> **Problem details**: Transcribe the records that follow, preserving every word.

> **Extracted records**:
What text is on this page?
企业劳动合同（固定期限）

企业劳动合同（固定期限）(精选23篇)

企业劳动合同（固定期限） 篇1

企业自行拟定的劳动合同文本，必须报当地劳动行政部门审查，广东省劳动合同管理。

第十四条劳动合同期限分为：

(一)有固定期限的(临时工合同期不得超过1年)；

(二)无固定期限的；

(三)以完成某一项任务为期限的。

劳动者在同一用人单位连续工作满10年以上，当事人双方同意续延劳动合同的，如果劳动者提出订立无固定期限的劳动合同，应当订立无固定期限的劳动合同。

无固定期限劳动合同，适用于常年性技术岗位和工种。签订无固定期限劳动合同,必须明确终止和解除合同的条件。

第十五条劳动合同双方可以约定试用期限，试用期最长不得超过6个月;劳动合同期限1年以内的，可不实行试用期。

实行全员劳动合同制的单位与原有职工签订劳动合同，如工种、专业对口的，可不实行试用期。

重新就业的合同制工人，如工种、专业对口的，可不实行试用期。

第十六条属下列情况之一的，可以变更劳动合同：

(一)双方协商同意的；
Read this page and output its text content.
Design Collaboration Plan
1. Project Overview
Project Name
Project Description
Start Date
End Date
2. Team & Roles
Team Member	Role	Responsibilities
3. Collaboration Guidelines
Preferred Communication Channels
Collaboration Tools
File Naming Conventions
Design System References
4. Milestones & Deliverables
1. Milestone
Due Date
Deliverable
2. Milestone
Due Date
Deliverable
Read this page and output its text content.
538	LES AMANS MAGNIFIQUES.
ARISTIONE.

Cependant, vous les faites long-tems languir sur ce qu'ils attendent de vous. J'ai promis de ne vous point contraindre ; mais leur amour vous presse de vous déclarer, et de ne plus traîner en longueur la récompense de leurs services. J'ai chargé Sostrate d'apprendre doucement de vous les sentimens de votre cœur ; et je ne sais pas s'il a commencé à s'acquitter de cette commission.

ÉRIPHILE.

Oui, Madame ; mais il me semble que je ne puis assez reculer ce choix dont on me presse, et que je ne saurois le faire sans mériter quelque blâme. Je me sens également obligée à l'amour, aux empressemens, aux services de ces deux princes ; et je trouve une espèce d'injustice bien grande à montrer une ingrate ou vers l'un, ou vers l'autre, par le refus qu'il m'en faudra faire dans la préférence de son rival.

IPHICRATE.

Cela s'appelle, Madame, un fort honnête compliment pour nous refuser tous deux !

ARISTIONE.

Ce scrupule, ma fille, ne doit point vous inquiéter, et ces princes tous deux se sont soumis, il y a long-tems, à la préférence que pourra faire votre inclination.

> **Answer for this exercise**:
What text is on this page?
企业劳动合同（固定期限）

企业劳动合同（固定期限）(精选23篇)

企业劳动合同（固定期限） 篇1

企业自行拟定的劳动合同文本，必须报当地劳动行政部门审查，广东省劳动合同管理。

第十四条劳动合同期限分为：

(一)有固定期限的(临时工合同期不得超过1年)；

(二)无固定期限的；

(三)以完成某一项任务为期限的。

劳动者在同一用人单位连续工作满10年以上，当事人双方同意续延劳动合同的，如果劳动者提出订立无固定期限的劳动合同，应当订立无固定期限的劳动合同。

无固定期限劳动合同，适用于常年性技术岗位和工种。签订无固定期限劳动合同,必须明确终止和解除合同的条件。

第十五条劳动合同双方可以约定试用期限，试用期最长不得超过6个月;劳动合同期限1年以内的，可不实行试用期。

实行全员劳动合同制的单位与原有职工签订劳动合同，如工种、专业对口的，可不实行试用期。

重新就业的合同制工人，如工种、专业对口的，可不实行试用期。

第十六条属下列情况之一的，可以变更劳动合同：

(一)双方协商同意的；
Read this page and output its text content.
Design Collaboration Plan
1. Project Overview
Project Name
Project Description
Start Date
End Date
2. Team & Roles
Team Member	Role	Responsibilities
3. Collaboration Guidelines
Preferred Communication Channels
Collaboration Tools
File Naming Conventions
Design System References
4. Milestones & Deliverables
1. Milestone
Due Date
Deliverable
2. Milestone
Due Date
Deliverable
Read this page and output its text content.
538	LES AMANS MAGNIFIQUES.
ARISTIONE.

Cependant, vous les faites long-tems languir sur ce qu'ils attendent de vous. J'ai promis de ne vous point contraindre ; mais leur amour vous presse de vous déclarer, et de ne plus traîner en longueur la récompense de leurs services. J'ai chargé Sostrate d'apprendre doucement de vous les sentimens de votre cœur ; et je ne sais pas s'il a commencé à s'acquitter de cette commission.

ÉRIPHILE.

Oui, Madame ; mais il me semble que je ne puis assez reculer ce choix dont on me presse, et que je ne saurois le faire sans mériter quelque blâme. Je me sens également obligée à l'amour, aux empressemens, aux services de ces deux princes ; et je trouve une espèce d'injustice bien grande à montrer une ingrate ou vers l'un, ou vers l'autre, par le refus qu'il m'en faudra faire dans la préférence de son rival.

IPHICRATE.

Cela s'appelle, Madame, un fort honnête compliment pour nous refuser tous deux !

ARISTIONE.

Ce scrupule, ma fille, ne doit point vous inquiéter, et ces princes tous deux se sont soumis, il y a long-tems, à la préférence que pourra faire votre inclination.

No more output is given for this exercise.